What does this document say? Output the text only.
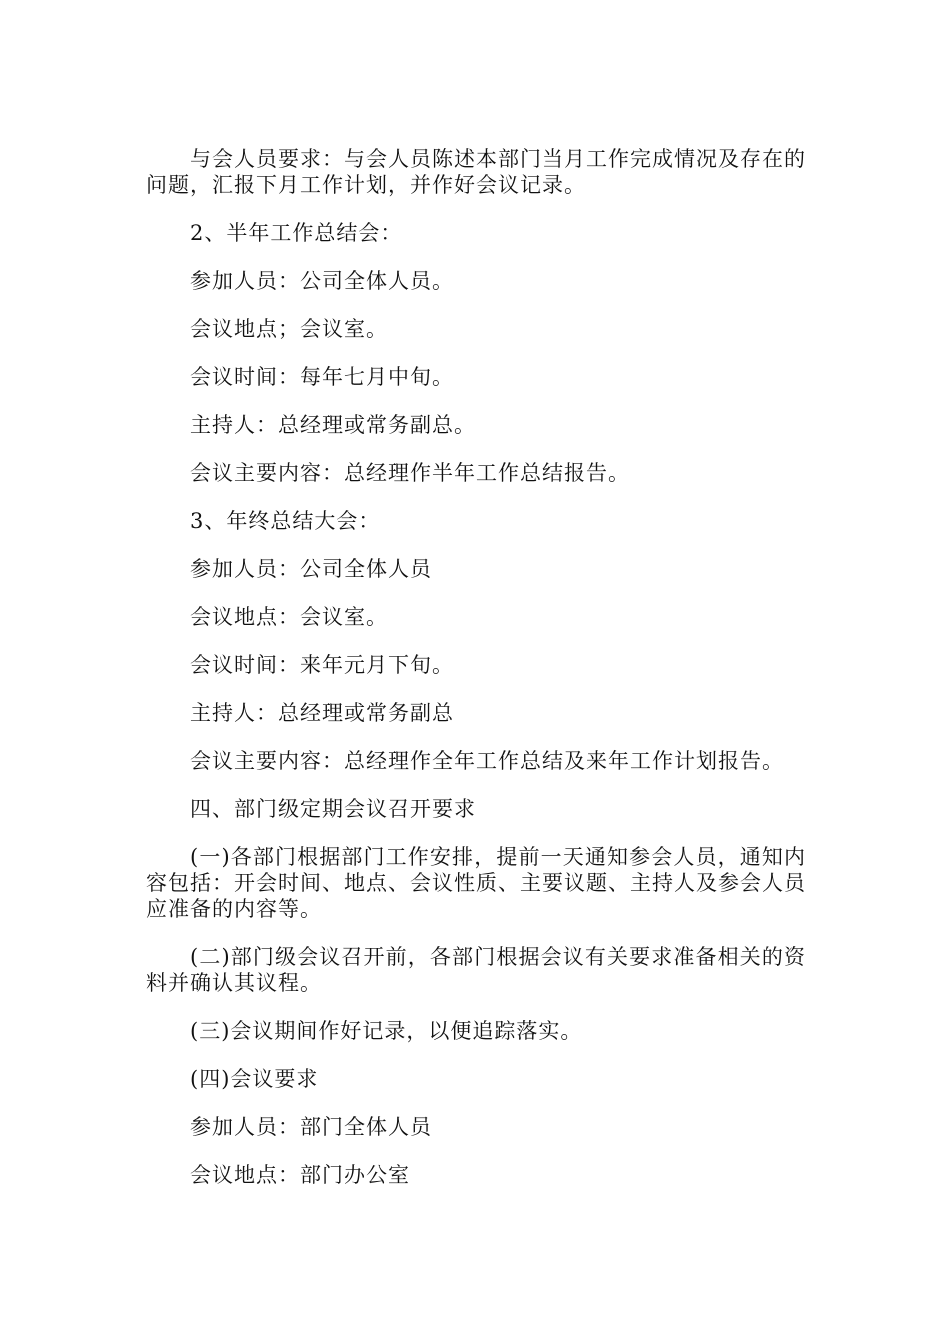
与会人员要求：与会人员陈述本部门当月工作完成情况及存在的问题，汇报下月工作计划，并作好会议记录。

2、半年工作总结会：

参加人员：公司全体人员。

会议地点；会议室。

会议时间：每年七月中旬。

主持人：总经理或常务副总。

会议主要内容：总经理作半年工作总结报告。

3、年终总结大会：

参加人员：公司全体人员

会议地点：会议室。

会议时间：来年元月下旬。

主持人：总经理或常务副总

会议主要内容：总经理作全年工作总结及来年工作计划报告。

四、部门级定期会议召开要求

(一)各部门根据部门工作安排，提前一天通知参会人员，通知内容包括：开会时间、地点、会议性质、主要议题、主持人及参会人员应准备的内容等。

(二)部门级会议召开前，各部门根据会议有关要求准备相关的资料并确认其议程。

(三)会议期间作好记录，以便追踪落实。

(四)会议要求

参加人员：部门全体人员

会议地点：部门办公室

■ ■ ■ ■ ■ ■ ■

Task:
All the records need to be repeated exactly, with the images dropped.

Written solution:
What does this document say? Output the text only.
与会人员要求：与会人员陈述本部门当月工作完成情况及存在的问题，汇报下月工作计划，并作好会议记录。

2、半年工作总结会：

参加人员：公司全体人员。

会议地点；会议室。

会议时间：每年七月中旬。

主持人：总经理或常务副总。

会议主要内容：总经理作半年工作总结报告。

3、年终总结大会：

参加人员：公司全体人员

会议地点：会议室。

会议时间：来年元月下旬。

主持人：总经理或常务副总

会议主要内容：总经理作全年工作总结及来年工作计划报告。

四、部门级定期会议召开要求

(一)各部门根据部门工作安排，提前一天通知参会人员，通知内容包括：开会时间、地点、会议性质、主要议题、主持人及参会人员应准备的内容等。

(二)部门级会议召开前，各部门根据会议有关要求准备相关的资料并确认其议程。

(三)会议期间作好记录，以便追踪落实。

(四)会议要求

参加人员：部门全体人员

会议地点：部门办公室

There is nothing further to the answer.